§ What is asked:
How many lines in the listing below include the word "vítězů"? Reply with the count alone.

- - -

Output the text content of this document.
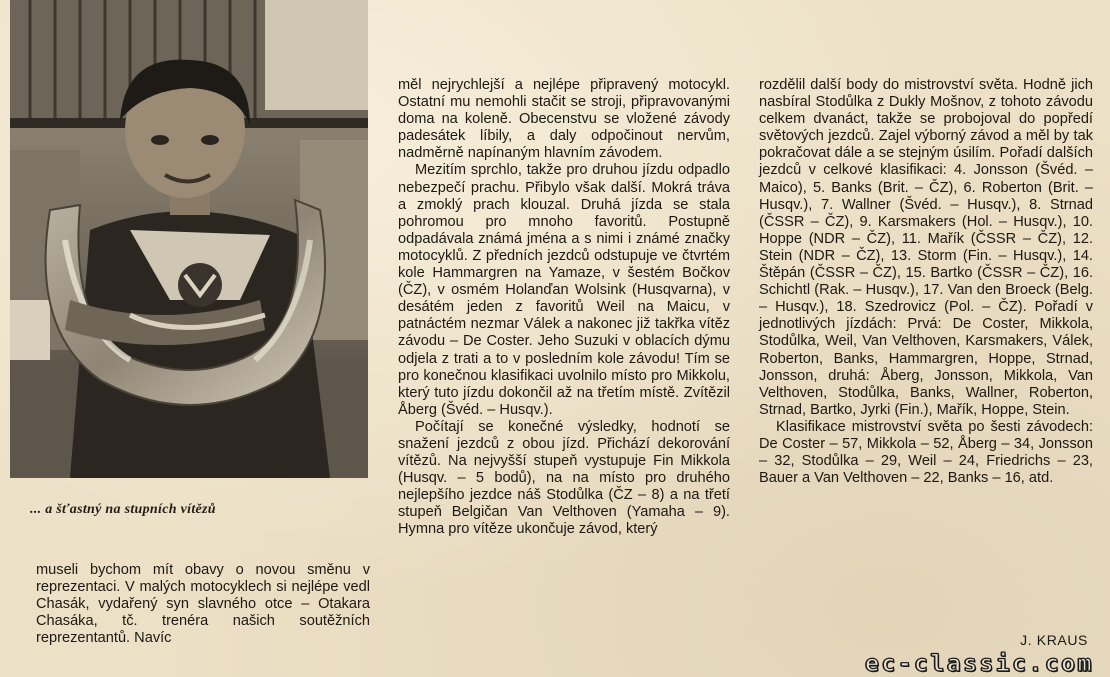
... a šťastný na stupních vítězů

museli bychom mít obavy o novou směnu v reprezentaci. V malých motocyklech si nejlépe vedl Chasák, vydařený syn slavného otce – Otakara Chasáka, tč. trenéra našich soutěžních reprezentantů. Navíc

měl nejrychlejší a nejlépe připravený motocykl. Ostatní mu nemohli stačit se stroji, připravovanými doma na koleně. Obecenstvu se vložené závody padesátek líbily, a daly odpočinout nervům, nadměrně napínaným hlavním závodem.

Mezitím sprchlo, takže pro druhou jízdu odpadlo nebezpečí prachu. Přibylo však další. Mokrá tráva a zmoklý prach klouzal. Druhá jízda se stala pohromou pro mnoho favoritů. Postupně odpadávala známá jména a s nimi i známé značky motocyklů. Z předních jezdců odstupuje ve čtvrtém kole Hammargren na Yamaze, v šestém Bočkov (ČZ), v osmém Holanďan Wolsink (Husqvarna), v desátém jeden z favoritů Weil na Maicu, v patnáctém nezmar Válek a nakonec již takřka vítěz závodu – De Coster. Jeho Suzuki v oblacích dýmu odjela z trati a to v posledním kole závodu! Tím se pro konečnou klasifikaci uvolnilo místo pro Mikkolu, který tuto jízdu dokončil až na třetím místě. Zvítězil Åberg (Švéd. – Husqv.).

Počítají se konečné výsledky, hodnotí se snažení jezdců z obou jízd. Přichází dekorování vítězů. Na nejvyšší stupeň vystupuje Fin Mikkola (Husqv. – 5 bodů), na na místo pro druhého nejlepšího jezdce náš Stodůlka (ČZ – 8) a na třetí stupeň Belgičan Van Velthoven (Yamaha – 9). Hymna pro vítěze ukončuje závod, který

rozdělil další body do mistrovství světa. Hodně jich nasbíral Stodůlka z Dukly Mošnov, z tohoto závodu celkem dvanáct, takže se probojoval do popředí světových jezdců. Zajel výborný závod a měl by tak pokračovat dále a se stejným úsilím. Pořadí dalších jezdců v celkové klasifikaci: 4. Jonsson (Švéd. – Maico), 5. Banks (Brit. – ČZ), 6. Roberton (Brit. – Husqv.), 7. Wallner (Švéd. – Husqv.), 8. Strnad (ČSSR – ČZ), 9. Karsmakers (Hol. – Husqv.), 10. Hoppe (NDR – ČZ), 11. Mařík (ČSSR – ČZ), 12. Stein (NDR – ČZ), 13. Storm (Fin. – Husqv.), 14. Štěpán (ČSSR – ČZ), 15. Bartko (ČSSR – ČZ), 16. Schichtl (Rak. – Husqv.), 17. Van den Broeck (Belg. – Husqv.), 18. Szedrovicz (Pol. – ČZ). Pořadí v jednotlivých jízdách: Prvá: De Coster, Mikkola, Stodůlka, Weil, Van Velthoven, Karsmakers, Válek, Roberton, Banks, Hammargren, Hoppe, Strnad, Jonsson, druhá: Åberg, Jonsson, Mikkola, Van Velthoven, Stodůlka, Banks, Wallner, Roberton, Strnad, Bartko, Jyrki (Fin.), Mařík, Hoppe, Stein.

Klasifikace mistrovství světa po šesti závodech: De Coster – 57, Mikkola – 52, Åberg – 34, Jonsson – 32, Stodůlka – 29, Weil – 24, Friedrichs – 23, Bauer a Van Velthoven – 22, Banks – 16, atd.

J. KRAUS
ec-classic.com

- - -

§ Complete answer:
2